| Extracted records |

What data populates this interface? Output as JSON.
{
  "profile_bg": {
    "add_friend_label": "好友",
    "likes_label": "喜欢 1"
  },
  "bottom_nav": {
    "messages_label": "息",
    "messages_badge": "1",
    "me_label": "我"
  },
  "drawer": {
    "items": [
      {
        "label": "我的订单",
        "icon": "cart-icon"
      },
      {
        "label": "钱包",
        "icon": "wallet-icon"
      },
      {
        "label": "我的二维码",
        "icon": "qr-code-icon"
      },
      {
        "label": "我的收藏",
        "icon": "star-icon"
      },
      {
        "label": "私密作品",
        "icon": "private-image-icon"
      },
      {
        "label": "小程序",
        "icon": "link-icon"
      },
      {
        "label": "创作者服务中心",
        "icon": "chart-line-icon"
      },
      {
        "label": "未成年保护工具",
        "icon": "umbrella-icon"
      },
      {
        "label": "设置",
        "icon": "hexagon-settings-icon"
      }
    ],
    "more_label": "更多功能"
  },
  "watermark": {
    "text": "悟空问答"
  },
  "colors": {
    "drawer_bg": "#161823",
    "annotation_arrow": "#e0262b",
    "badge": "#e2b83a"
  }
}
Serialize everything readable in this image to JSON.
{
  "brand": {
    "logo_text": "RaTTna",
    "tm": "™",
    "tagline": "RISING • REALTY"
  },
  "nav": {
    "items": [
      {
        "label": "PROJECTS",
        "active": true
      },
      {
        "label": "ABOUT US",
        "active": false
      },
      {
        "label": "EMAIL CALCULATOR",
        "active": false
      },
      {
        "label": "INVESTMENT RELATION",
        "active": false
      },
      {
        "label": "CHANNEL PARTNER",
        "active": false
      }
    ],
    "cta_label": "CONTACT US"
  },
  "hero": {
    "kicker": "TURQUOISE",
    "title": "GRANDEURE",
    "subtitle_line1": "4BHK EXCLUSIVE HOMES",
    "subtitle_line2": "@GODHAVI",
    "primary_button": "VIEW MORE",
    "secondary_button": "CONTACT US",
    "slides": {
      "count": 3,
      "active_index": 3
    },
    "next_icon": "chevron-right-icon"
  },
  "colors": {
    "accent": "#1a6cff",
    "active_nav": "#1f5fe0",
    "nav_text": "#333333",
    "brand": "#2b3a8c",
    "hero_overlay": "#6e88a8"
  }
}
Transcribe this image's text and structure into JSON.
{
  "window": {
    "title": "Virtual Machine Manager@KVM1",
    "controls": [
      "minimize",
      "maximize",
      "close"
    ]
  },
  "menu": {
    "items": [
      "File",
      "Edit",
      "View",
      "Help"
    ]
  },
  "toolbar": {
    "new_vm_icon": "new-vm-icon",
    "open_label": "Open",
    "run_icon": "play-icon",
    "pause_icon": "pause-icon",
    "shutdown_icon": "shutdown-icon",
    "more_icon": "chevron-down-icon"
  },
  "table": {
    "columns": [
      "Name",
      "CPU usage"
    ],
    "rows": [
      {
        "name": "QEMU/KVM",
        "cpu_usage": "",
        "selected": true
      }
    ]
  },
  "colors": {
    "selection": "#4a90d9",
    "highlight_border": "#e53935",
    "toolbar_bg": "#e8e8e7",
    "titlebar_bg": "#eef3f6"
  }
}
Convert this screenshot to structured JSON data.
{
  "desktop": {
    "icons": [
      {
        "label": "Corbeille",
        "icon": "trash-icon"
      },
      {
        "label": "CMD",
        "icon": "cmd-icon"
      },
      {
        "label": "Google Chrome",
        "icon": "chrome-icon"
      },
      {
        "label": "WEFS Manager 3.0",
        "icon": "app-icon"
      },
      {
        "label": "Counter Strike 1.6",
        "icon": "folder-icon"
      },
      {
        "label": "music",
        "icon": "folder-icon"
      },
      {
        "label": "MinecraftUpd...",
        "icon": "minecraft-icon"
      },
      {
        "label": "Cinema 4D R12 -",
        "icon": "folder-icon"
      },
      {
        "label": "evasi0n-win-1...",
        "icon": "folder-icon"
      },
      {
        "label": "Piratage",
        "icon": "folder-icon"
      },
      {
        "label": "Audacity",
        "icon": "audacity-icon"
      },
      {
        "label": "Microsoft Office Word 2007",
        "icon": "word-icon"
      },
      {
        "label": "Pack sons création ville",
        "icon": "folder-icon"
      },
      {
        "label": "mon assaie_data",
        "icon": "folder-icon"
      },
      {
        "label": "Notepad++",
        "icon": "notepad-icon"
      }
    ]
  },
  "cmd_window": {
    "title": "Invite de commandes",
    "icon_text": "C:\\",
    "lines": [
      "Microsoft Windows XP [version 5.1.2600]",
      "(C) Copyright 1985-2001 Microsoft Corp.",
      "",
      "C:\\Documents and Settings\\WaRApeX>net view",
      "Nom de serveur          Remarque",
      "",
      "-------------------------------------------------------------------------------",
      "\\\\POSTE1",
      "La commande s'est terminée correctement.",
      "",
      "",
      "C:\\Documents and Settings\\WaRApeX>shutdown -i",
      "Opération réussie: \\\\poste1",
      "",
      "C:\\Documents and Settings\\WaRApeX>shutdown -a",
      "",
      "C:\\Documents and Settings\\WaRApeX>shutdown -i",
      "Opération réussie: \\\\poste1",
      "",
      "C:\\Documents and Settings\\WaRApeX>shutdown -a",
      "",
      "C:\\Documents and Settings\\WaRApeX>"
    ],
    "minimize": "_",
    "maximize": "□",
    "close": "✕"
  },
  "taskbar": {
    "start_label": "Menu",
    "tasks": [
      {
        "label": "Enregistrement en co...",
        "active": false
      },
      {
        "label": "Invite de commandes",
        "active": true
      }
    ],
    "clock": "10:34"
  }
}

| Given task |
Take the entries above and transcribe them exactly.

| Exercise result |
What data populates this interface? Output as JSON.
{
  "profile_bg": {
    "add_friend_label": "好友",
    "likes_label": "喜欢 1"
  },
  "bottom_nav": {
    "messages_label": "息",
    "messages_badge": "1",
    "me_label": "我"
  },
  "drawer": {
    "items": [
      {
        "label": "我的订单",
        "icon": "cart-icon"
      },
      {
        "label": "钱包",
        "icon": "wallet-icon"
      },
      {
        "label": "我的二维码",
        "icon": "qr-code-icon"
      },
      {
        "label": "我的收藏",
        "icon": "star-icon"
      },
      {
        "label": "私密作品",
        "icon": "private-image-icon"
      },
      {
        "label": "小程序",
        "icon": "link-icon"
      },
      {
        "label": "创作者服务中心",
        "icon": "chart-line-icon"
      },
      {
        "label": "未成年保护工具",
        "icon": "umbrella-icon"
      },
      {
        "label": "设置",
        "icon": "hexagon-settings-icon"
      }
    ],
    "more_label": "更多功能"
  },
  "watermark": {
    "text": "悟空问答"
  },
  "colors": {
    "drawer_bg": "#161823",
    "annotation_arrow": "#e0262b",
    "badge": "#e2b83a"
  }
}
Serialize everything readable in this image to JSON.
{
  "brand": {
    "logo_text": "RaTTna",
    "tm": "™",
    "tagline": "RISING • REALTY"
  },
  "nav": {
    "items": [
      {
        "label": "PROJECTS",
        "active": true
      },
      {
        "label": "ABOUT US",
        "active": false
      },
      {
        "label": "EMAIL CALCULATOR",
        "active": false
      },
      {
        "label": "INVESTMENT RELATION",
        "active": false
      },
      {
        "label": "CHANNEL PARTNER",
        "active": false
      }
    ],
    "cta_label": "CONTACT US"
  },
  "hero": {
    "kicker": "TURQUOISE",
    "title": "GRANDEURE",
    "subtitle_line1": "4BHK EXCLUSIVE HOMES",
    "subtitle_line2": "@GODHAVI",
    "primary_button": "VIEW MORE",
    "secondary_button": "CONTACT US",
    "slides": {
      "count": 3,
      "active_index": 3
    },
    "next_icon": "chevron-right-icon"
  },
  "colors": {
    "accent": "#1a6cff",
    "active_nav": "#1f5fe0",
    "nav_text": "#333333",
    "brand": "#2b3a8c",
    "hero_overlay": "#6e88a8"
  }
}
Transcribe this image's text and structure into JSON.
{
  "window": {
    "title": "Virtual Machine Manager@KVM1",
    "controls": [
      "minimize",
      "maximize",
      "close"
    ]
  },
  "menu": {
    "items": [
      "File",
      "Edit",
      "View",
      "Help"
    ]
  },
  "toolbar": {
    "new_vm_icon": "new-vm-icon",
    "open_label": "Open",
    "run_icon": "play-icon",
    "pause_icon": "pause-icon",
    "shutdown_icon": "shutdown-icon",
    "more_icon": "chevron-down-icon"
  },
  "table": {
    "columns": [
      "Name",
      "CPU usage"
    ],
    "rows": [
      {
        "name": "QEMU/KVM",
        "cpu_usage": "",
        "selected": true
      }
    ]
  },
  "colors": {
    "selection": "#4a90d9",
    "highlight_border": "#e53935",
    "toolbar_bg": "#e8e8e7",
    "titlebar_bg": "#eef3f6"
  }
}
Convert this screenshot to structured JSON data.
{
  "desktop": {
    "icons": [
      {
        "label": "Corbeille",
        "icon": "trash-icon"
      },
      {
        "label": "CMD",
        "icon": "cmd-icon"
      },
      {
        "label": "Google Chrome",
        "icon": "chrome-icon"
      },
      {
        "label": "WEFS Manager 3.0",
        "icon": "app-icon"
      },
      {
        "label": "Counter Strike 1.6",
        "icon": "folder-icon"
      },
      {
        "label": "music",
        "icon": "folder-icon"
      },
      {
        "label": "MinecraftUpd...",
        "icon": "minecraft-icon"
      },
      {
        "label": "Cinema 4D R12 -",
        "icon": "folder-icon"
      },
      {
        "label": "evasi0n-win-1...",
        "icon": "folder-icon"
      },
      {
        "label": "Piratage",
        "icon": "folder-icon"
      },
      {
        "label": "Audacity",
        "icon": "audacity-icon"
      },
      {
        "label": "Microsoft Office Word 2007",
        "icon": "word-icon"
      },
      {
        "label": "Pack sons création ville",
        "icon": "folder-icon"
      },
      {
        "label": "mon assaie_data",
        "icon": "folder-icon"
      },
      {
        "label": "Notepad++",
        "icon": "notepad-icon"
      }
    ]
  },
  "cmd_window": {
    "title": "Invite de commandes",
    "icon_text": "C:\\",
    "lines": [
      "Microsoft Windows XP [version 5.1.2600]",
      "(C) Copyright 1985-2001 Microsoft Corp.",
      "",
      "C:\\Documents and Settings\\WaRApeX>net view",
      "Nom de serveur          Remarque",
      "",
      "-------------------------------------------------------------------------------",
      "\\\\POSTE1",
      "La commande s'est terminée correctement.",
      "",
      "",
      "C:\\Documents and Settings\\WaRApeX>shutdown -i",
      "Opération réussie: \\\\poste1",
      "",
      "C:\\Documents and Settings\\WaRApeX>shutdown -a",
      "",
      "C:\\Documents and Settings\\WaRApeX>shutdown -i",
      "Opération réussie: \\\\poste1",
      "",
      "C:\\Documents and Settings\\WaRApeX>shutdown -a",
      "",
      "C:\\Documents and Settings\\WaRApeX>"
    ],
    "minimize": "_",
    "maximize": "□",
    "close": "✕"
  },
  "taskbar": {
    "start_label": "Menu",
    "tasks": [
      {
        "label": "Enregistrement en co...",
        "active": false
      },
      {
        "label": "Invite de commandes",
        "active": true
      }
    ],
    "clock": "10:34"
  }
}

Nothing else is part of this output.